Saved data entries
------------------------
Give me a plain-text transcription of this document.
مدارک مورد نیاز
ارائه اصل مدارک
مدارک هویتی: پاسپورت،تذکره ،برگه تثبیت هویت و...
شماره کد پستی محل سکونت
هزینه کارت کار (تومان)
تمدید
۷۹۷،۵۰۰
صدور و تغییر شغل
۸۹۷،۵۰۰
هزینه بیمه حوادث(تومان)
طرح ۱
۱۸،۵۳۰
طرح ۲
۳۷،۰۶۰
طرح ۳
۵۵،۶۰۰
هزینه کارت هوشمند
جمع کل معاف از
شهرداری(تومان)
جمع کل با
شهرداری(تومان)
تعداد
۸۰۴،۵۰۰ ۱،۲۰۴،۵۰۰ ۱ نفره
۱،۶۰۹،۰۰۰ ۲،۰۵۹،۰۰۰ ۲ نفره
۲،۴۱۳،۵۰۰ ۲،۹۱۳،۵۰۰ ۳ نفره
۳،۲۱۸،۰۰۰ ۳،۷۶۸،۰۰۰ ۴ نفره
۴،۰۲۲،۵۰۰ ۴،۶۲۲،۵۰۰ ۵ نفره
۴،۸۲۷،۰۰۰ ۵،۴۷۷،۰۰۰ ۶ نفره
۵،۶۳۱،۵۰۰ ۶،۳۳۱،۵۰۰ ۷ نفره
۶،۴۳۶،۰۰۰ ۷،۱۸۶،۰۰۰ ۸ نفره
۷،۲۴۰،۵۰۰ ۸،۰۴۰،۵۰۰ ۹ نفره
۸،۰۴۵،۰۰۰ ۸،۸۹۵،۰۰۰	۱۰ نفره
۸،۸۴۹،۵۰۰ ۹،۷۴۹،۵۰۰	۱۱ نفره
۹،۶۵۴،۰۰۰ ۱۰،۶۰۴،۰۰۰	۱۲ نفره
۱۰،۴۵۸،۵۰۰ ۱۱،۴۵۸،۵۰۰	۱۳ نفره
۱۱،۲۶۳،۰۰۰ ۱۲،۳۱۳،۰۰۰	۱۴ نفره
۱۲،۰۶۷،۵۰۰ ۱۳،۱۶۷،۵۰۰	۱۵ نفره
------------------------
** EXERCISE AIM **
Go through the listing above and restate it word for word.

** FULL ANSWER **
Give me a plain-text transcription of this document.
مدارک مورد نیاز
ارائه اصل مدارک
مدارک هویتی: پاسپورت،تذکره ،برگه تثبیت هویت و...
شماره کد پستی محل سکونت
هزینه کارت کار (تومان)
تمدید
۷۹۷،۵۰۰
صدور و تغییر شغل
۸۹۷،۵۰۰
هزینه بیمه حوادث(تومان)
طرح ۱
۱۸،۵۳۰
طرح ۲
۳۷،۰۶۰
طرح ۳
۵۵،۶۰۰
هزینه کارت هوشمند
جمع کل معاف از
شهرداری(تومان)
جمع کل با
شهرداری(تومان)
تعداد
۸۰۴،۵۰۰ ۱،۲۰۴،۵۰۰ ۱ نفره
۱،۶۰۹،۰۰۰ ۲،۰۵۹،۰۰۰ ۲ نفره
۲،۴۱۳،۵۰۰ ۲،۹۱۳،۵۰۰ ۳ نفره
۳،۲۱۸،۰۰۰ ۳،۷۶۸،۰۰۰ ۴ نفره
۴،۰۲۲،۵۰۰ ۴،۶۲۲،۵۰۰ ۵ نفره
۴،۸۲۷،۰۰۰ ۵،۴۷۷،۰۰۰ ۶ نفره
۵،۶۳۱،۵۰۰ ۶،۳۳۱،۵۰۰ ۷ نفره
۶،۴۳۶،۰۰۰ ۷،۱۸۶،۰۰۰ ۸ نفره
۷،۲۴۰،۵۰۰ ۸،۰۴۰،۵۰۰ ۹ نفره
۸،۰۴۵،۰۰۰ ۸،۸۹۵،۰۰۰	۱۰ نفره
۸،۸۴۹،۵۰۰ ۹،۷۴۹،۵۰۰	۱۱ نفره
۹،۶۵۴،۰۰۰ ۱۰،۶۰۴،۰۰۰	۱۲ نفره
۱۰،۴۵۸،۵۰۰ ۱۱،۴۵۸،۵۰۰	۱۳ نفره
۱۱،۲۶۳،۰۰۰ ۱۲،۳۱۳،۰۰۰	۱۴ نفره
۱۲،۰۶۷،۵۰۰ ۱۳،۱۶۷،۵۰۰	۱۵ نفره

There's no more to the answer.